(WHAT YOU HAVE TO DO):
Without the pictures, copy the entries below word for word.

— start of INPUT RECORDS —

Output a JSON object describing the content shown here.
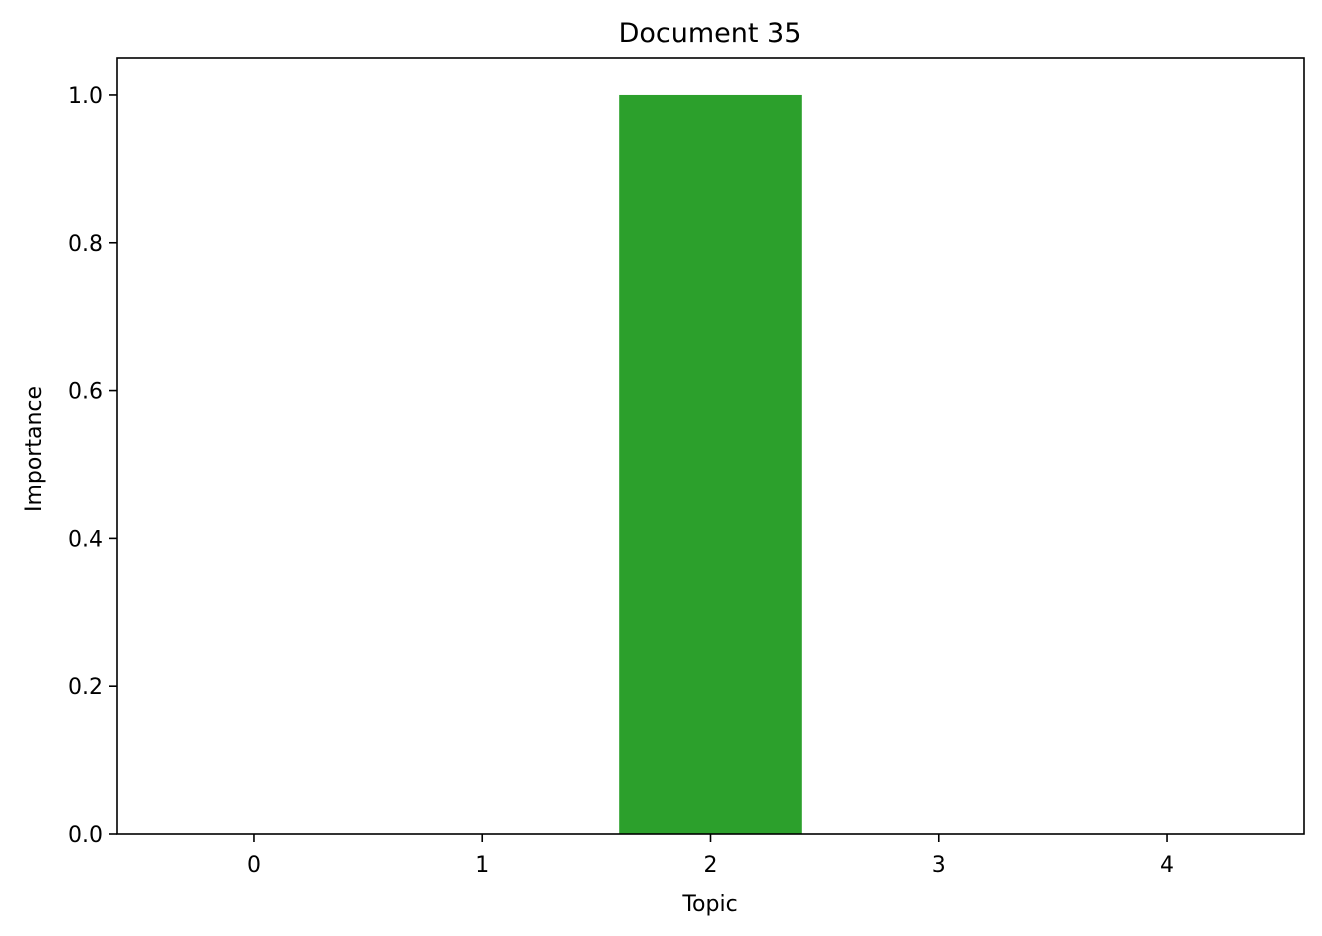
{
  "chart_data": {
    "type": "bar",
    "title": "Document 35",
    "xlabel": "Topic",
    "ylabel": "Importance",
    "categories": [
      "0",
      "1",
      "2",
      "3",
      "4"
    ],
    "values": [
      0,
      0,
      1.0,
      0,
      0
    ],
    "bar_colors": [
      "#1f77b4",
      "#ff7f0e",
      "#2ca02c",
      "#d62728",
      "#9467bd"
    ],
    "ylim": [
      0,
      1.05
    ],
    "yticks": [
      "0.0",
      "0.2",
      "0.4",
      "0.6",
      "0.8",
      "1.0"
    ],
    "grid": false,
    "legend": "none"
  }
}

— end of INPUT RECORDS —

(SOLUTION TO THIS TASK):
Output a JSON object describing the content shown here.
{
  "chart_data": {
    "type": "bar",
    "title": "Document 35",
    "xlabel": "Topic",
    "ylabel": "Importance",
    "categories": [
      "0",
      "1",
      "2",
      "3",
      "4"
    ],
    "values": [
      0,
      0,
      1.0,
      0,
      0
    ],
    "bar_colors": [
      "#1f77b4",
      "#ff7f0e",
      "#2ca02c",
      "#d62728",
      "#9467bd"
    ],
    "ylim": [
      0,
      1.05
    ],
    "yticks": [
      "0.0",
      "0.2",
      "0.4",
      "0.6",
      "0.8",
      "1.0"
    ],
    "grid": false,
    "legend": "none"
  }
}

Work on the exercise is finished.